### Objective
Please output the lines shown below exactly as they appear.

### Source data

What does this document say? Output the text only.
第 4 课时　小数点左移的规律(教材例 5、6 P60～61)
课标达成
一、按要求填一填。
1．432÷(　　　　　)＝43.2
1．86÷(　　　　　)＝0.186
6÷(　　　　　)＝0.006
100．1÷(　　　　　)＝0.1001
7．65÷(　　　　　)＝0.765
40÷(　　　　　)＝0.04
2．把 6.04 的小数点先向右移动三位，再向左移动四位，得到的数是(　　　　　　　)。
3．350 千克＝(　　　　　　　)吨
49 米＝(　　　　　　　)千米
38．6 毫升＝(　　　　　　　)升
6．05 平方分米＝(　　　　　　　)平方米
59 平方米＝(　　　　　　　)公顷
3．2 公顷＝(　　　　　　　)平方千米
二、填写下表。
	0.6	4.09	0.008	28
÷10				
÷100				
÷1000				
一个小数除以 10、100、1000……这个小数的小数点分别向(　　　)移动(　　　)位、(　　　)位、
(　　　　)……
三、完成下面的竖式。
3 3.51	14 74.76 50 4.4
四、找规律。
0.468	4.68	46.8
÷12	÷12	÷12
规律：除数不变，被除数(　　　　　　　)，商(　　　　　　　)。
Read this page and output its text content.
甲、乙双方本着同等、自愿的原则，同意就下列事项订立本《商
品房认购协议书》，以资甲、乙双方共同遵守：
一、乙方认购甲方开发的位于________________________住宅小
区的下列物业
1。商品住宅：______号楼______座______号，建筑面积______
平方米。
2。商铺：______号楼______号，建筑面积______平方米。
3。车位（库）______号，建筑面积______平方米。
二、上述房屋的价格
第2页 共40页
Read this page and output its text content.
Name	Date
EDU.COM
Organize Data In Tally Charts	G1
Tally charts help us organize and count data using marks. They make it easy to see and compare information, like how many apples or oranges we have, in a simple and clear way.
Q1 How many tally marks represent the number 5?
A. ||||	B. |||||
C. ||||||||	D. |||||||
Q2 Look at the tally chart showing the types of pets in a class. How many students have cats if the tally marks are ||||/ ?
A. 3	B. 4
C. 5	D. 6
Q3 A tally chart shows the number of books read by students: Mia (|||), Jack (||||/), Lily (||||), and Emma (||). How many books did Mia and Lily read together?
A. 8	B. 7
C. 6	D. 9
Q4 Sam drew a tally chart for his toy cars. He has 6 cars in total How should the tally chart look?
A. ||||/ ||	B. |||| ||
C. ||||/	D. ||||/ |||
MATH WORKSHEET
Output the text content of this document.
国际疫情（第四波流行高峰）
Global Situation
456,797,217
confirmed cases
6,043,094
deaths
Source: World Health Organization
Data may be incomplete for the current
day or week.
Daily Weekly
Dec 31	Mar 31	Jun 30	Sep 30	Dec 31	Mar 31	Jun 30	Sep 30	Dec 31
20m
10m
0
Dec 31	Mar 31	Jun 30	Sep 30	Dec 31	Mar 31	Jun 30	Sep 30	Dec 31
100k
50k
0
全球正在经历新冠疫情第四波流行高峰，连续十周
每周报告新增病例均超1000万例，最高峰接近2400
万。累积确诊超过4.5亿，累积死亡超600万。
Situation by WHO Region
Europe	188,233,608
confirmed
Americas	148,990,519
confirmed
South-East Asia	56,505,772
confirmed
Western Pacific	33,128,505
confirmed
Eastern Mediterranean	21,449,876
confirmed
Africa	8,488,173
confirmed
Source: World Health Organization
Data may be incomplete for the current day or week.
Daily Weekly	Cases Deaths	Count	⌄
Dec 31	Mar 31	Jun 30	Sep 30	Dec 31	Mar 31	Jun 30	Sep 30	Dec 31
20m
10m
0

### Result of this task
What does this document say? Output the text only.
第 4 课时　小数点左移的规律(教材例 5、6 P60～61)
课标达成
一、按要求填一填。
1．432÷(　　　　　)＝43.2
1．86÷(　　　　　)＝0.186
6÷(　　　　　)＝0.006
100．1÷(　　　　　)＝0.1001
7．65÷(　　　　　)＝0.765
40÷(　　　　　)＝0.04
2．把 6.04 的小数点先向右移动三位，再向左移动四位，得到的数是(　　　　　　　)。
3．350 千克＝(　　　　　　　)吨
49 米＝(　　　　　　　)千米
38．6 毫升＝(　　　　　　　)升
6．05 平方分米＝(　　　　　　　)平方米
59 平方米＝(　　　　　　　)公顷
3．2 公顷＝(　　　　　　　)平方千米
二、填写下表。
	0.6	4.09	0.008	28
÷10				
÷100				
÷1000				
一个小数除以 10、100、1000……这个小数的小数点分别向(　　　)移动(　　　)位、(　　　)位、
(　　　　)……
三、完成下面的竖式。
3 3.51	14 74.76 50 4.4
四、找规律。
0.468	4.68	46.8
÷12	÷12	÷12
规律：除数不变，被除数(　　　　　　　)，商(　　　　　　　)。
Read this page and output its text content.
甲、乙双方本着同等、自愿的原则，同意就下列事项订立本《商
品房认购协议书》，以资甲、乙双方共同遵守：
一、乙方认购甲方开发的位于________________________住宅小
区的下列物业
1。商品住宅：______号楼______座______号，建筑面积______
平方米。
2。商铺：______号楼______号，建筑面积______平方米。
3。车位（库）______号，建筑面积______平方米。
二、上述房屋的价格
第2页 共40页
Read this page and output its text content.
Name	Date
EDU.COM
Organize Data In Tally Charts	G1
Tally charts help us organize and count data using marks. They make it easy to see and compare information, like how many apples or oranges we have, in a simple and clear way.
Q1 How many tally marks represent the number 5?
A. ||||	B. |||||
C. ||||||||	D. |||||||
Q2 Look at the tally chart showing the types of pets in a class. How many students have cats if the tally marks are ||||/ ?
A. 3	B. 4
C. 5	D. 6
Q3 A tally chart shows the number of books read by students: Mia (|||), Jack (||||/), Lily (||||), and Emma (||). How many books did Mia and Lily read together?
A. 8	B. 7
C. 6	D. 9
Q4 Sam drew a tally chart for his toy cars. He has 6 cars in total How should the tally chart look?
A. ||||/ ||	B. |||| ||
C. ||||/	D. ||||/ |||
MATH WORKSHEET
Output the text content of this document.
国际疫情（第四波流行高峰）
Global Situation
456,797,217
confirmed cases
6,043,094
deaths
Source: World Health Organization
Data may be incomplete for the current
day or week.
Daily Weekly
Dec 31	Mar 31	Jun 30	Sep 30	Dec 31	Mar 31	Jun 30	Sep 30	Dec 31
20m
10m
0
Dec 31	Mar 31	Jun 30	Sep 30	Dec 31	Mar 31	Jun 30	Sep 30	Dec 31
100k
50k
0
全球正在经历新冠疫情第四波流行高峰，连续十周
每周报告新增病例均超1000万例，最高峰接近2400
万。累积确诊超过4.5亿，累积死亡超600万。
Situation by WHO Region
Europe	188,233,608
confirmed
Americas	148,990,519
confirmed
South-East Asia	56,505,772
confirmed
Western Pacific	33,128,505
confirmed
Eastern Mediterranean	21,449,876
confirmed
Africa	8,488,173
confirmed
Source: World Health Organization
Data may be incomplete for the current day or week.
Daily Weekly	Cases Deaths	Count	⌄
Dec 31	Mar 31	Jun 30	Sep 30	Dec 31	Mar 31	Jun 30	Sep 30	Dec 31
20m
10m
0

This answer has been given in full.